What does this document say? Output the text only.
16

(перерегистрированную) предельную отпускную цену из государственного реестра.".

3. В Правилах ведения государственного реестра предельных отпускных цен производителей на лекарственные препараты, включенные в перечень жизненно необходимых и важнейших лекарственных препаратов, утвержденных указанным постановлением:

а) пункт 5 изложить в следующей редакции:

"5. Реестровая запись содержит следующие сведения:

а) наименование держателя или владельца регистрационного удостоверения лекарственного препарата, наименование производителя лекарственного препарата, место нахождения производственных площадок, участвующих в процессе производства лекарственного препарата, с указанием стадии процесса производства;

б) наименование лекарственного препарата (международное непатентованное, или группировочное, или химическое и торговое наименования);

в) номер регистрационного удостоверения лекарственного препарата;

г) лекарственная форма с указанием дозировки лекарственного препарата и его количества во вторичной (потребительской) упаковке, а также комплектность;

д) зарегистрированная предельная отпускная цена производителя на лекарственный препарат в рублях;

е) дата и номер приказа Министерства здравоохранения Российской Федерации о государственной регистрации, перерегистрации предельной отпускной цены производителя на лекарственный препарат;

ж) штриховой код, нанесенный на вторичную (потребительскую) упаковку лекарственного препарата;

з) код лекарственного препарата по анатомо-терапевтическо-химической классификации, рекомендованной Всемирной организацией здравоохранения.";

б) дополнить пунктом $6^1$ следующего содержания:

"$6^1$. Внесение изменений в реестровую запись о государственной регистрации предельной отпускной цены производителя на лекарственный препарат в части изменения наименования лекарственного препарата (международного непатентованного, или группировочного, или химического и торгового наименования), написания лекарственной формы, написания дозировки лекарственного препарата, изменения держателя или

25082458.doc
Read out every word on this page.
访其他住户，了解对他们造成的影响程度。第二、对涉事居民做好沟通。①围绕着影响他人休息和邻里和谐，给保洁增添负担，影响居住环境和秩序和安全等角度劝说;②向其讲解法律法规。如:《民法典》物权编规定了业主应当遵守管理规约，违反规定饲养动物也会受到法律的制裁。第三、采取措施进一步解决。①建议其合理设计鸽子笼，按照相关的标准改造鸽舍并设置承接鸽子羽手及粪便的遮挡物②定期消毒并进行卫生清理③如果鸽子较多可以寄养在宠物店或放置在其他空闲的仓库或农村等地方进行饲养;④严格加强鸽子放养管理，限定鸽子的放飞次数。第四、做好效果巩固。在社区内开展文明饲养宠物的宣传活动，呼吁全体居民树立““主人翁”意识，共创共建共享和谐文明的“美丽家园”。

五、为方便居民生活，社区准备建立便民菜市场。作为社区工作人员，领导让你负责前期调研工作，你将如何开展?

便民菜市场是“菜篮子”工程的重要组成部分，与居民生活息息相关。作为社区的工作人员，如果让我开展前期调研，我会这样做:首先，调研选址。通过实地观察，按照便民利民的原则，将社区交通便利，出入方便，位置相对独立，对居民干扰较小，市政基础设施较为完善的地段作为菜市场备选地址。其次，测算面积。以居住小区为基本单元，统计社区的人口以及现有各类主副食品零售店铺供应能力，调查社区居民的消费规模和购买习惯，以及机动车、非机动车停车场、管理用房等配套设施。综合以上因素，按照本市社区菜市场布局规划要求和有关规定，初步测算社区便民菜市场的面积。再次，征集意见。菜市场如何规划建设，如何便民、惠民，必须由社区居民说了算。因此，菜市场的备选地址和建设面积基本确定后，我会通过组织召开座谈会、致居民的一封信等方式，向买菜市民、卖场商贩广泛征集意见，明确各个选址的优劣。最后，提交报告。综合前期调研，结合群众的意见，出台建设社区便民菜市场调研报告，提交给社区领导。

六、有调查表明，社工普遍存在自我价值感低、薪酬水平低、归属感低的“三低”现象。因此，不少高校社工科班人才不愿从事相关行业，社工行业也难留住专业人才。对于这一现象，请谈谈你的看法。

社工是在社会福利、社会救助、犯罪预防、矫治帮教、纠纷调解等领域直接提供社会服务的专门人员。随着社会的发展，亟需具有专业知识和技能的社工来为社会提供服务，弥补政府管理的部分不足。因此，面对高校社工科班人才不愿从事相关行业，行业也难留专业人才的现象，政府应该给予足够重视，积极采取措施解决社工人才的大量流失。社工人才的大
━━━━━━━━━━━━━━━━
What you have to do:
Set out every line from the material that contains the string "государственной".

Solution:
е) дата и номер приказа Министерства здравоохранения Российской Федерации о государственной регистрации, перерегистрации предельной отпускной цены производителя на лекарственный препарат;
"$6^1$. Внесение изменений в реестровую запись о государственной регистрации предельной отпускной цены производителя на лекарственный препарат в части изменения наименования лекарственного препарата (международного непатентованного, или группировочного, или химического и торгового наименования), написания лекарственной формы, написания дозировки лекарственного препарата, изменения держателя или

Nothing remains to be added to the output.